### 抜粋

キングとしての振るまいと陸上界からも憧れ

2009年世界陸上ベルリン大会以降、ボルトは陸上界の頂点に君臨する「キング」となっていた。彼は他の選手たちがバスでサブトラックに来る中、一人、BMWで乗りつけていたという。小谷さんは「さすがVIPは違う」と感じたが、それでもボルトは周囲の人々への気配りを忘れなかった。ボランティアやファンからの問いかけにも常に笑顔で応じる姿は、彼が真の人気者であることを示していた。

特に、2011年テグ大会では、サブトラックの出入口だけでなく、中までファンやボランティアが押し寄せる状況だった。ボランティアが職務を忘れ、サインや写真を求めることもあったという。そんな中でも、ボルトは一人ひとりに非常に丁寧に接していたと小谷さんは語る。

「時代を共有する幸せ」

サブトラックには、解説者として訪れていた朝原宣治さんの姿もあった。彼はボルトの人気ぶりを見て、「僕らが彼と競技人生を、時代をともに過ごせていることは本当に幸せだ。こういうスーパースターがいる時代って陸上自体にも興味が集まるし、その時代を共有できているのは幸せだね」と漏らしたという。

小谷さんと朝原さん

あの時話しかけていれば…小谷さんが後悔するボルトとの別れ

ボルトの最後の出場は、2017年の世界陸上ロンドン大会だ。リレーでまさかの故障に見舞われ、残念な形で競技人生を終えることになる。その時も、サブトラックに最後に残ったのは小谷さんとボルトだけだったという。

### 理解の確認
- 1) 抜粋の「2009年世界陸上ベルリン大」から「気者であることを示していた。」までを、一字も変えずに書き写すこと。
- 2) 抜粋に出てくる大会を、年とあわせてすべて挙げること。

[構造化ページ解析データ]

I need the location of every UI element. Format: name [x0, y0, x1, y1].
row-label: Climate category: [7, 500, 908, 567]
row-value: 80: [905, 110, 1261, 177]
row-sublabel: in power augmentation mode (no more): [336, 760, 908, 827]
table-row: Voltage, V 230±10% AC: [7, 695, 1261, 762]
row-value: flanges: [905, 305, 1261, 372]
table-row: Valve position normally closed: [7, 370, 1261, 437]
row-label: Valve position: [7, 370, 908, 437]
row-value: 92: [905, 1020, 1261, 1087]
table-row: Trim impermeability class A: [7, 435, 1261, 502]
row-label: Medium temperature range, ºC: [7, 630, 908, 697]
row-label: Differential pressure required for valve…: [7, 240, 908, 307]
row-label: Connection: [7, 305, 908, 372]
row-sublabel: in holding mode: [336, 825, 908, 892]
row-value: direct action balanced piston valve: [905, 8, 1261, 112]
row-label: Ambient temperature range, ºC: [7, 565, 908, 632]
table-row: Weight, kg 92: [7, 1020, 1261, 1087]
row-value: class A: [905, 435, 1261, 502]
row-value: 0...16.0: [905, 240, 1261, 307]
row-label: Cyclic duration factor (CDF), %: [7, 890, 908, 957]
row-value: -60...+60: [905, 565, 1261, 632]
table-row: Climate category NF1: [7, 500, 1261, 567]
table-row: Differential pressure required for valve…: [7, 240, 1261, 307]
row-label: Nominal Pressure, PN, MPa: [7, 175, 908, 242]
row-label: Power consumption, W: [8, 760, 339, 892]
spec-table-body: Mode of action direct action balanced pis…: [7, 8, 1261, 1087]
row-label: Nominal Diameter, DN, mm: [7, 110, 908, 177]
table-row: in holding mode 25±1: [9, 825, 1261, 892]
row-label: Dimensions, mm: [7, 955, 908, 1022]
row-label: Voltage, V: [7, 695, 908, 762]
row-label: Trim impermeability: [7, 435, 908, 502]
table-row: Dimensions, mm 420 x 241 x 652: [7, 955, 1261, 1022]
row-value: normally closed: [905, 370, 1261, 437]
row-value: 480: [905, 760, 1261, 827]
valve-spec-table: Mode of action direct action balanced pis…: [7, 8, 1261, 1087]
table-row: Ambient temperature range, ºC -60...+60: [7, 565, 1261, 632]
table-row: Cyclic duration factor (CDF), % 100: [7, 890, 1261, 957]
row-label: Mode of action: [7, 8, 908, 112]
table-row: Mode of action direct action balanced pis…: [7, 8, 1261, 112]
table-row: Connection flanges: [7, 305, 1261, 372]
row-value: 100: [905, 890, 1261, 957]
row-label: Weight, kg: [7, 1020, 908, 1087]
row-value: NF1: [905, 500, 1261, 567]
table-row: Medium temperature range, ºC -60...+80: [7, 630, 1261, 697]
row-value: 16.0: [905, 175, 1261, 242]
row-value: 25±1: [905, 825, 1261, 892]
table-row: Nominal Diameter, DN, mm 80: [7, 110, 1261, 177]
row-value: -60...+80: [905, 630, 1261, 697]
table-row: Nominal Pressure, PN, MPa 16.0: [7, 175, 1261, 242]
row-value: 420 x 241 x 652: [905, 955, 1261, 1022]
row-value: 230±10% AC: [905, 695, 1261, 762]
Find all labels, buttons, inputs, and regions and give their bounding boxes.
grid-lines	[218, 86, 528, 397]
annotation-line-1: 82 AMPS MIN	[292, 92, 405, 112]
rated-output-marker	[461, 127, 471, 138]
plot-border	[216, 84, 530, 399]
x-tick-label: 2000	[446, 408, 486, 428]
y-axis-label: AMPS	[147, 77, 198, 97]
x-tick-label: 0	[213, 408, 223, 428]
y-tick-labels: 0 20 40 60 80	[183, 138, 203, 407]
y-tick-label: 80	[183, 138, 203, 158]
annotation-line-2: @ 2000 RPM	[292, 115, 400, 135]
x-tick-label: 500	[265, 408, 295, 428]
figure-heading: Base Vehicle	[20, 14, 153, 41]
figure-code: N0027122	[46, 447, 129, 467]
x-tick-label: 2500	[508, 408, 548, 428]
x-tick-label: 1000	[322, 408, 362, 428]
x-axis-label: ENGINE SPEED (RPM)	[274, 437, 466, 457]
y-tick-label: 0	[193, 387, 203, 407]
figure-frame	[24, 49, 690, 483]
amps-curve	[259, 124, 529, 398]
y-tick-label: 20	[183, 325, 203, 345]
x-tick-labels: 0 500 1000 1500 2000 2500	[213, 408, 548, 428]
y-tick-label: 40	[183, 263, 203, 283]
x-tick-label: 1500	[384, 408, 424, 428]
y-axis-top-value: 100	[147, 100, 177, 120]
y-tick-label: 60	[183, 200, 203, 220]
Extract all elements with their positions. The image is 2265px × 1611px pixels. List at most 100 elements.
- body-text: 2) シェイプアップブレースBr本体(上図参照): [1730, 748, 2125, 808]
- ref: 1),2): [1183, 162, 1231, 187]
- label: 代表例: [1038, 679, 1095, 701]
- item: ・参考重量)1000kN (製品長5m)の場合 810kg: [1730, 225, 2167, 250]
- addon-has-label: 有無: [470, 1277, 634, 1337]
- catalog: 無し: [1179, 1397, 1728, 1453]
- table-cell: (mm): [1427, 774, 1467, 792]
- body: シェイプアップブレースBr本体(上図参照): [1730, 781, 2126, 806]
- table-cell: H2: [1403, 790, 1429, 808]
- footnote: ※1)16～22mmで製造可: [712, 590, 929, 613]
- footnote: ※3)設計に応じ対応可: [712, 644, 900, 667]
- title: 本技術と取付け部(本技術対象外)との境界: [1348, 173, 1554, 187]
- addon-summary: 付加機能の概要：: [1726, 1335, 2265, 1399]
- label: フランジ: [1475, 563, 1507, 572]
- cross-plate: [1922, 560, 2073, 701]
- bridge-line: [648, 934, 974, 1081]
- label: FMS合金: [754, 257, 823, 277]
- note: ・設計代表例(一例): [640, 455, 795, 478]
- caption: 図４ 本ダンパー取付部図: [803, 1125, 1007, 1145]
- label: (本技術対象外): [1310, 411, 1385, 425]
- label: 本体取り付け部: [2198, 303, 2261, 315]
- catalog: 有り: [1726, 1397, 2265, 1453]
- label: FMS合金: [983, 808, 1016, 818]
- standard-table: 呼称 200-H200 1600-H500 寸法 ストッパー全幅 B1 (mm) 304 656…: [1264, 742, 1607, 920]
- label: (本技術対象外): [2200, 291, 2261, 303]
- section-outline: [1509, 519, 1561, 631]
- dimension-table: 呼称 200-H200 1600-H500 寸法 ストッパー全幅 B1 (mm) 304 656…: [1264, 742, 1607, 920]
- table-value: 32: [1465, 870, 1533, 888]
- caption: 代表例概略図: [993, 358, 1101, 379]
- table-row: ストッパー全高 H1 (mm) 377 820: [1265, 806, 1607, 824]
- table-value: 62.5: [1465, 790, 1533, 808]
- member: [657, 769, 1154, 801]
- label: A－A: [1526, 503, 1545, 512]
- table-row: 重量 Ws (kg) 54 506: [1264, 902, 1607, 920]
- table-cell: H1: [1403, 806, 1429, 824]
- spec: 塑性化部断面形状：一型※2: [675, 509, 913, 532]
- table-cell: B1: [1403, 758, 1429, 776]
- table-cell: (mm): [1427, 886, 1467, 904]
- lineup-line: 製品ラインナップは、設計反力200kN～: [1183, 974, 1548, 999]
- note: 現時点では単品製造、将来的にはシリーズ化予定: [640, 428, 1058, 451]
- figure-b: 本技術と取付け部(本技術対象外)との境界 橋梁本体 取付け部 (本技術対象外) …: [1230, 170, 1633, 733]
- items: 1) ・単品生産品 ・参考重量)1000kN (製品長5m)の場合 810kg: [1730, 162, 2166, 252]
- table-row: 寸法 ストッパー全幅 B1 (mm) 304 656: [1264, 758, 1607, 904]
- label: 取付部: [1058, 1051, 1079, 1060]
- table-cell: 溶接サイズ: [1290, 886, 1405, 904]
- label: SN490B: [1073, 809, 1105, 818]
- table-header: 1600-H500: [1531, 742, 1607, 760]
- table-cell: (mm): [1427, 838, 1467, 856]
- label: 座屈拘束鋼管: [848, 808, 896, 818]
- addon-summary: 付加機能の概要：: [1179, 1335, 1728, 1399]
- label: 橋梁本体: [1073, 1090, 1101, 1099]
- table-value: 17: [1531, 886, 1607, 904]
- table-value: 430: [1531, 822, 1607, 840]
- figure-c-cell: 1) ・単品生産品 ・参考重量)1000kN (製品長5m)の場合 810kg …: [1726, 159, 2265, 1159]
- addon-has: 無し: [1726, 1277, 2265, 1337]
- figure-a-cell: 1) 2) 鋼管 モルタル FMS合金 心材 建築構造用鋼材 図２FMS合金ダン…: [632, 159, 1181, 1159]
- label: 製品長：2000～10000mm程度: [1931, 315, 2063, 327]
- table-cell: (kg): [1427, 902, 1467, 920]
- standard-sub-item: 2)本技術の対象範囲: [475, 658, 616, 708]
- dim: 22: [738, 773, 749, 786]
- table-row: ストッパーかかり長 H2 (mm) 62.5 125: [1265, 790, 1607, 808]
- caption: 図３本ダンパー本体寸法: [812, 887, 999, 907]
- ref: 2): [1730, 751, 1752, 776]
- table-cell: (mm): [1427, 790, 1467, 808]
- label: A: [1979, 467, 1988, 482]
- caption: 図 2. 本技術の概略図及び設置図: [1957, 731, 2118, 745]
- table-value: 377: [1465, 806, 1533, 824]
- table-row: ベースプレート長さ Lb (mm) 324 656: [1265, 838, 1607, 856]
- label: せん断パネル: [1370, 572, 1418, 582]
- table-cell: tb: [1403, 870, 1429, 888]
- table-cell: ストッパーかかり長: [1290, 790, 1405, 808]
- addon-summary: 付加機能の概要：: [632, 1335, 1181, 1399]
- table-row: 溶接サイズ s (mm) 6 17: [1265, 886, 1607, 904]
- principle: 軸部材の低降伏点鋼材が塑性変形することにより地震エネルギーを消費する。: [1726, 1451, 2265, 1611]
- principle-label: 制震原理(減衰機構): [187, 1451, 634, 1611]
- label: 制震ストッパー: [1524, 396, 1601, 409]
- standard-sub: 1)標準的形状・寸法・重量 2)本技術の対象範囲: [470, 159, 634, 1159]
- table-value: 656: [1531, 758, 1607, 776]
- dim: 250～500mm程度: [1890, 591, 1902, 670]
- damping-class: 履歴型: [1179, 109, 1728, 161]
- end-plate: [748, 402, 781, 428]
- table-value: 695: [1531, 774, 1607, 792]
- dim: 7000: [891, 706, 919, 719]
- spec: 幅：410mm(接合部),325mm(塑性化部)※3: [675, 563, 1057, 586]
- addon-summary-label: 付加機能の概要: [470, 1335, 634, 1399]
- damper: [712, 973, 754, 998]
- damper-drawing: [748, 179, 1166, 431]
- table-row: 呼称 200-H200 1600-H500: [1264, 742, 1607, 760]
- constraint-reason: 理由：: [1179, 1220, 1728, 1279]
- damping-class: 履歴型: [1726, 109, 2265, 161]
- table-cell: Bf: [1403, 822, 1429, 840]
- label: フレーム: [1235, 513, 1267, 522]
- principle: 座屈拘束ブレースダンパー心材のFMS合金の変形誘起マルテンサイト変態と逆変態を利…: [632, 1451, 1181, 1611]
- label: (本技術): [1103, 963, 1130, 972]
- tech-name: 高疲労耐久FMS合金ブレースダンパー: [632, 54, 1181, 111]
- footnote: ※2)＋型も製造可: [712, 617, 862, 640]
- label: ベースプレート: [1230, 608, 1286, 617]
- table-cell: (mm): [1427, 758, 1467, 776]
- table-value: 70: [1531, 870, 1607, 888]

### 解答
- 1)
2009年世界陸上ベルリン大会以降、ボルトは陸上界の頂点に君臨する「キング」となっていた。彼は他の選手たちがバスでサブトラックに来る中、一人、BMWで乗りつけていたという。小谷さんは「さすがVIPは違う」と感じたが、それでもボルトは周囲の人々への気配りを忘れなかった。ボランティアやファンからの問いかけにも常に笑顔で応じる姿は、彼が真の人気者であることを示していた。

- 2) 2009年世界陸上ベルリン大会、2011年テグ大会、2017年の世界陸上ロンドン大会